THE REQUEST
Where a line holds "message", copy it.

[Data records]
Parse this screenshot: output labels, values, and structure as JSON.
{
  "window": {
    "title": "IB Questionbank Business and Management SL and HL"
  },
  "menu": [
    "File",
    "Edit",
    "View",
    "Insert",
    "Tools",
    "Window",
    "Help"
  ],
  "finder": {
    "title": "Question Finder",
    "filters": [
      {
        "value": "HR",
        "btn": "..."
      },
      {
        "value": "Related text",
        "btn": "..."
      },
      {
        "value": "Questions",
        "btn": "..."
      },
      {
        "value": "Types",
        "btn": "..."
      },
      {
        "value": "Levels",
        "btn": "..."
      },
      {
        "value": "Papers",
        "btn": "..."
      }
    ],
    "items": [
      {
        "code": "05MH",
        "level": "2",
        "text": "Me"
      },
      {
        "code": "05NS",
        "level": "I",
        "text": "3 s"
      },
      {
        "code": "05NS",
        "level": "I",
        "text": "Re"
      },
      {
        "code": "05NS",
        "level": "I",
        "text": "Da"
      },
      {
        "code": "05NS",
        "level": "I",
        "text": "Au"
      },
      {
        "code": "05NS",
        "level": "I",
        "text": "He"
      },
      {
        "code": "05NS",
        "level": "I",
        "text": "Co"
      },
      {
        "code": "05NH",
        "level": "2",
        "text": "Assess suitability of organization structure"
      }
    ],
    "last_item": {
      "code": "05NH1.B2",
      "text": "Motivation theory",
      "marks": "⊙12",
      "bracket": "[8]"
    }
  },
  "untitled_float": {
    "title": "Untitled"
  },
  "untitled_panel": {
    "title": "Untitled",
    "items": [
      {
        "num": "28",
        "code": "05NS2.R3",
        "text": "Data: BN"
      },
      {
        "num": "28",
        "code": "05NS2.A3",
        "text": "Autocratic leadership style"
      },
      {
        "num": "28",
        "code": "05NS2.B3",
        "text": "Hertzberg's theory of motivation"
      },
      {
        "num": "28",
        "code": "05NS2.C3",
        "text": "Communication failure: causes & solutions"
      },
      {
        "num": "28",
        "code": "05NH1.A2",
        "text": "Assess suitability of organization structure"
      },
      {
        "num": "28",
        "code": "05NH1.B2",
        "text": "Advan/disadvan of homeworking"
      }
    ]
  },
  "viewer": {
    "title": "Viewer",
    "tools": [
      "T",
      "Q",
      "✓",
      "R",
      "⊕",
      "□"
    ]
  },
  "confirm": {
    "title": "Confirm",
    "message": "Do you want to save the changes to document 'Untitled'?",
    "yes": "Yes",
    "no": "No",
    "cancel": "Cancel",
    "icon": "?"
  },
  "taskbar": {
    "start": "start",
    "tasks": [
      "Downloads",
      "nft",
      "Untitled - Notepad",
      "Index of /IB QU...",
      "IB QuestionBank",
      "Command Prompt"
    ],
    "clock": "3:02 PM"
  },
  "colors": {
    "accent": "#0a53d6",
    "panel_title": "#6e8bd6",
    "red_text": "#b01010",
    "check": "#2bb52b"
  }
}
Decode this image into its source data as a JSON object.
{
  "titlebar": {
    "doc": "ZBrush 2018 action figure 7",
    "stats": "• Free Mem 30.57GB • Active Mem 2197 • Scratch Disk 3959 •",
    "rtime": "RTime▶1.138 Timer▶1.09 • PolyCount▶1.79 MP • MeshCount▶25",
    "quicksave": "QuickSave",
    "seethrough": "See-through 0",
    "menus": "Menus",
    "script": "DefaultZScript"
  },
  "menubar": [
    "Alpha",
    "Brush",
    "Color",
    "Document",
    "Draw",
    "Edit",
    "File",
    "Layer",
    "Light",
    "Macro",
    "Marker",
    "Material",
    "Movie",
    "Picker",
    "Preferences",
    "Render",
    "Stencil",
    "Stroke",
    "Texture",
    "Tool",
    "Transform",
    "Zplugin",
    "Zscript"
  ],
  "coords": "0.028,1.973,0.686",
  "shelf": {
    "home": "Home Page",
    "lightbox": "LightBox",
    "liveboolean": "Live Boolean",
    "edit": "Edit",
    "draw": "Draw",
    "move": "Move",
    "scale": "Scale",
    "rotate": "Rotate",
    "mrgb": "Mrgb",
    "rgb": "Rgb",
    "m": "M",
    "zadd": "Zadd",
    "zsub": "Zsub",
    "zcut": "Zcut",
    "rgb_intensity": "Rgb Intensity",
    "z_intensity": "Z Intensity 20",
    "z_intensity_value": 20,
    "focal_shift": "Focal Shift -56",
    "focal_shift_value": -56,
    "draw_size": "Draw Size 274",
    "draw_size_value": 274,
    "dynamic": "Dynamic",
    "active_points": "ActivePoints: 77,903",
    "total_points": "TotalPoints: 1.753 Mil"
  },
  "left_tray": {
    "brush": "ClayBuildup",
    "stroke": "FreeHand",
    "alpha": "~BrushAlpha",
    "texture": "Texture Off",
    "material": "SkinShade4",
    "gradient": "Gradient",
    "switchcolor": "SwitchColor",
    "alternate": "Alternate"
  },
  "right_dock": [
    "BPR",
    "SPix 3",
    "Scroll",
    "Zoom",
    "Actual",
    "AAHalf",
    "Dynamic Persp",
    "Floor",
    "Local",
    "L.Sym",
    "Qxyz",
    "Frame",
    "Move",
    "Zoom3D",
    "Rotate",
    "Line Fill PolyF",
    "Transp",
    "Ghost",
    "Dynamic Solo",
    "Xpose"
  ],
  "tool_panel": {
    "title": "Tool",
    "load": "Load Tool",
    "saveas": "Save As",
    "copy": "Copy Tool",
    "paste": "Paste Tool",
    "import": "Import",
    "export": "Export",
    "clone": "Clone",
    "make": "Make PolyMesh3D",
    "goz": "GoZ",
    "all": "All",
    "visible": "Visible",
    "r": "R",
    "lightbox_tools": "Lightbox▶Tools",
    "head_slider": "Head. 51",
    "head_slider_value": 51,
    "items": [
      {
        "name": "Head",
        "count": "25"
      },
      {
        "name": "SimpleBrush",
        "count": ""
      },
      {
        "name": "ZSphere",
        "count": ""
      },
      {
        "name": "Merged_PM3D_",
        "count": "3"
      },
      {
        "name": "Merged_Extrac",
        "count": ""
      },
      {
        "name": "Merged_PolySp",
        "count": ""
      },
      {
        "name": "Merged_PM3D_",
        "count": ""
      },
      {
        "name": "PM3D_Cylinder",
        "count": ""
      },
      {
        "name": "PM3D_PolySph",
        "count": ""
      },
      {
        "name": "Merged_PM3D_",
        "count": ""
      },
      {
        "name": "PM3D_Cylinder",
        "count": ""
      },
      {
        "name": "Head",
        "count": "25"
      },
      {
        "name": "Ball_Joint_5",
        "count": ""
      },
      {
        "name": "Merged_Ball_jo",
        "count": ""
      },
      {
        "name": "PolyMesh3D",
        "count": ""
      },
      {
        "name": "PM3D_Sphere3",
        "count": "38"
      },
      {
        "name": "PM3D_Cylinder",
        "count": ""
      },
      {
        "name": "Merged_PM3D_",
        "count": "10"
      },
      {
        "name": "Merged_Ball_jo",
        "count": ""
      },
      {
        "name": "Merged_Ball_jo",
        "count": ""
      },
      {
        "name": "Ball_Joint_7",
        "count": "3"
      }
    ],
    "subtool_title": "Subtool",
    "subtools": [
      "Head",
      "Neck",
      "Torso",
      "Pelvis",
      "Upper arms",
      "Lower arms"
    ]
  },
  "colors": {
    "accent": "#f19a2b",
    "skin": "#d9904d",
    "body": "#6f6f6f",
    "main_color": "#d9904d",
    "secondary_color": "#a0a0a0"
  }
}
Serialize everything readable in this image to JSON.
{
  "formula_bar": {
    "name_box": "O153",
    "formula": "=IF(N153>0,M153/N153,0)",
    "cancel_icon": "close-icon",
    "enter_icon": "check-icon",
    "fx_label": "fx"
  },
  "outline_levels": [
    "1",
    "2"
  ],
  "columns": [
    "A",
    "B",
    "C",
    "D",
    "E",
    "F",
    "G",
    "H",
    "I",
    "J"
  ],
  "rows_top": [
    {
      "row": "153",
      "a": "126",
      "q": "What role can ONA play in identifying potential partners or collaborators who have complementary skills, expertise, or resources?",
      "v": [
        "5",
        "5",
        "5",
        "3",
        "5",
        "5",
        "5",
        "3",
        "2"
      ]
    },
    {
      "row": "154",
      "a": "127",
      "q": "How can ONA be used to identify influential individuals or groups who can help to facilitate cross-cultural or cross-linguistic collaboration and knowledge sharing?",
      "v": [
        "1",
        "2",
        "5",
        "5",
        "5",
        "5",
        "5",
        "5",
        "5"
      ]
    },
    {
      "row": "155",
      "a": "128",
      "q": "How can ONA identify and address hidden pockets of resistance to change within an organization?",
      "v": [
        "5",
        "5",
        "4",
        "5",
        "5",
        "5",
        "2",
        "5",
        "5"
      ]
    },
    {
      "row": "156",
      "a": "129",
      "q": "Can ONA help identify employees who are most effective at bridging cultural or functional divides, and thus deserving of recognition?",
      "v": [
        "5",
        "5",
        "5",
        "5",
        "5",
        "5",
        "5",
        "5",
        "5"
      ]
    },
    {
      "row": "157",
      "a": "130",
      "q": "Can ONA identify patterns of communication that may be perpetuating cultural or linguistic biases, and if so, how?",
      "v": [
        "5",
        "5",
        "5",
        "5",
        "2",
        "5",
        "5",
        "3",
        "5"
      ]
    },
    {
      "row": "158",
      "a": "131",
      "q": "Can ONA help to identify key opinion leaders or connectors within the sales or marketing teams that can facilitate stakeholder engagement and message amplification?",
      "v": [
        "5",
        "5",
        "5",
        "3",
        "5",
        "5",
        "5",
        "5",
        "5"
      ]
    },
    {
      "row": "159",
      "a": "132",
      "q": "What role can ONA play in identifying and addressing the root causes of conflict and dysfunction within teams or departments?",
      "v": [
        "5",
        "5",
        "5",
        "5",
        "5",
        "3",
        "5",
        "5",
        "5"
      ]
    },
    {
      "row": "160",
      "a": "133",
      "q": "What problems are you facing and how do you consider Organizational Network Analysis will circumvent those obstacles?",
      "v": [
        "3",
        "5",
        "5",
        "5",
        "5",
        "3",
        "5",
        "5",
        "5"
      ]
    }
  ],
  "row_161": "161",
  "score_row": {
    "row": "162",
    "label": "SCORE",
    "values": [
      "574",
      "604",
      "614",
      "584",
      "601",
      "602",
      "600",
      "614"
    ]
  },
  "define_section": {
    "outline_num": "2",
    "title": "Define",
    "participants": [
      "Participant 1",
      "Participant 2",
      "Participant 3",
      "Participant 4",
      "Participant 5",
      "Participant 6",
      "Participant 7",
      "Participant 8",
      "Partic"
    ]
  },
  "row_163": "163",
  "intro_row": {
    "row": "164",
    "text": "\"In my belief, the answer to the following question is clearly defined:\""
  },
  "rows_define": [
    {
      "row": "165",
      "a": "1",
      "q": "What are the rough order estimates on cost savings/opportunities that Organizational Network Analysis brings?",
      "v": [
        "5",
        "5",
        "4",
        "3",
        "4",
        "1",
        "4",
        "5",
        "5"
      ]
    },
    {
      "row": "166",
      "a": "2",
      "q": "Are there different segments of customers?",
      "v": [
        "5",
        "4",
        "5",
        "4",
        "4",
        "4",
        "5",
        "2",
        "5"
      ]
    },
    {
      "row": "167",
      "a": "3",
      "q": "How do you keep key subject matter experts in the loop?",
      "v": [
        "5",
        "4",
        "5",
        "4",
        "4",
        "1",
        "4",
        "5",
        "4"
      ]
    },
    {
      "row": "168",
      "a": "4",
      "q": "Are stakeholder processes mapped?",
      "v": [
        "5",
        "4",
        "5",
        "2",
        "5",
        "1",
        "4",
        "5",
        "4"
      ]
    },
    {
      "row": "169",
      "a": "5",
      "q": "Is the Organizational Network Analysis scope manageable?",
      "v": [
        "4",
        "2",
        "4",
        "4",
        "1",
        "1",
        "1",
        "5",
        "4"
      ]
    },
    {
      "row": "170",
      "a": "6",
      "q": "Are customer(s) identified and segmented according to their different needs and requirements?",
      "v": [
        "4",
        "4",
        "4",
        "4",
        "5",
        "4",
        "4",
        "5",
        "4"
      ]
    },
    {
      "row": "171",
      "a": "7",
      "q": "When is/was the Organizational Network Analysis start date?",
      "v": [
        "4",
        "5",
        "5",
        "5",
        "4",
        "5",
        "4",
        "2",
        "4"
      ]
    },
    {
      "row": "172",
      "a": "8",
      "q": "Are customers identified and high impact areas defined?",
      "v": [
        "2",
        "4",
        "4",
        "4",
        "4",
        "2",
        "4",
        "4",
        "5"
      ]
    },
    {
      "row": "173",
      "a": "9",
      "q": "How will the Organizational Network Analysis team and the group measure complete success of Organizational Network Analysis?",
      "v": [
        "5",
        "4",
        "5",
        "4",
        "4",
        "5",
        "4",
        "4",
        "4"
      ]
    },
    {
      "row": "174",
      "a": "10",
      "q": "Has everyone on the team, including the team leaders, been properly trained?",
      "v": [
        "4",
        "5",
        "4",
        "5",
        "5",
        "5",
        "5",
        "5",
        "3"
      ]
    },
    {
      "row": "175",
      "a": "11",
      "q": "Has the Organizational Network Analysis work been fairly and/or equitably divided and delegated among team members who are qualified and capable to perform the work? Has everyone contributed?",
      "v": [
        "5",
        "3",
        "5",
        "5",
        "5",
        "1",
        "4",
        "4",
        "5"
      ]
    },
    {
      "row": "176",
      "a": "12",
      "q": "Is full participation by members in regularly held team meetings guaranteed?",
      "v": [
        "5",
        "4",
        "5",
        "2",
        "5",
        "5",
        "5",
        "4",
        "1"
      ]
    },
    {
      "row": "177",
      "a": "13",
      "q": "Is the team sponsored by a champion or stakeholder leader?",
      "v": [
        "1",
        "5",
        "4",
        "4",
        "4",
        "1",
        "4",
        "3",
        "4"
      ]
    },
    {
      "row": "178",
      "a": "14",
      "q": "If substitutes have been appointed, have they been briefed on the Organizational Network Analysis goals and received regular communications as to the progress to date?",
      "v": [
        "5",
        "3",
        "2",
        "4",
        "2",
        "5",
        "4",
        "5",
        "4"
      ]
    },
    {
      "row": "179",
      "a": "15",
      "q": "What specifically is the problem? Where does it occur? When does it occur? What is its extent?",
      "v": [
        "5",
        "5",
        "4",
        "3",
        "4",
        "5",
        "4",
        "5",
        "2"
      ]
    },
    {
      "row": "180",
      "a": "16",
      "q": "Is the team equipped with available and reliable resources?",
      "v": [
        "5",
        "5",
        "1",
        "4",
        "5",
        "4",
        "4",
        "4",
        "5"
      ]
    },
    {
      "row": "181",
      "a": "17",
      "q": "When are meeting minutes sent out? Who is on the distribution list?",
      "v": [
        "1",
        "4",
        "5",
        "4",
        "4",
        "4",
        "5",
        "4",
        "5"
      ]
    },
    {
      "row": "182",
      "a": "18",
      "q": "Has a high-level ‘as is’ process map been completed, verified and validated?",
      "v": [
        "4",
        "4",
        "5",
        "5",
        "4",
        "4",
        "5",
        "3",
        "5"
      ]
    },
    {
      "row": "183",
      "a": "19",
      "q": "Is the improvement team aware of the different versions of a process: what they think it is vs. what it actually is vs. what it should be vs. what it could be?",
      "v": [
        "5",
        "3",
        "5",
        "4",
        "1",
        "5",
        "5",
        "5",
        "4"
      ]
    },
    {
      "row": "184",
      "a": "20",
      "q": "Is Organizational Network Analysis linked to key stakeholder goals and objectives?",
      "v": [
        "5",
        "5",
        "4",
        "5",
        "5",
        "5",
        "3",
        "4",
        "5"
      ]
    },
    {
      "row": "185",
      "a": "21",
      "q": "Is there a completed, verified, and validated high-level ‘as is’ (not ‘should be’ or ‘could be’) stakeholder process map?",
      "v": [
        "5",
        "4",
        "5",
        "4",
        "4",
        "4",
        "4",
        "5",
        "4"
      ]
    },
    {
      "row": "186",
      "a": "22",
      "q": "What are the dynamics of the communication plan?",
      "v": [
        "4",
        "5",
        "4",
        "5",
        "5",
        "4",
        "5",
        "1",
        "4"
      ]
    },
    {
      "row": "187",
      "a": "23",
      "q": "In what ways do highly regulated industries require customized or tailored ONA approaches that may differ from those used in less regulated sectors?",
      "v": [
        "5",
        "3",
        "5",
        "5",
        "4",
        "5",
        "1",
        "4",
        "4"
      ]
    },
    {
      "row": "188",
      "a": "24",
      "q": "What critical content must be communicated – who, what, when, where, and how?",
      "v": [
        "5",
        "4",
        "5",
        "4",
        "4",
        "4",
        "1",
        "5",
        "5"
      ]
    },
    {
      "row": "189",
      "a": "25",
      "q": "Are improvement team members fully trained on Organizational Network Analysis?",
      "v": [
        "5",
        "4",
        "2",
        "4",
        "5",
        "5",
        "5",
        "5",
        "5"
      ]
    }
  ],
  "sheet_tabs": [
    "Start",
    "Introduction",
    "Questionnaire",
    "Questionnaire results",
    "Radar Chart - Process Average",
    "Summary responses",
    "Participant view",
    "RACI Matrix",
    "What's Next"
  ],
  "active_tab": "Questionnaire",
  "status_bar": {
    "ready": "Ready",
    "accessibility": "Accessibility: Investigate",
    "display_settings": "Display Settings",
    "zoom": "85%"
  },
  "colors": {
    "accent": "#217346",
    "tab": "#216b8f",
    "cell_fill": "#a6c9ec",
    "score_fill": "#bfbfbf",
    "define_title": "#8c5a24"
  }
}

RESPONSE TO THE EXERCISE
    "message": "Do you want to save the changes to document 'Untitled'?",
      "q": "Can ONA help to identify key opinion leaders or connectors within the sales or marketing teams that can facilitate stakeholder engagement and message amplification?",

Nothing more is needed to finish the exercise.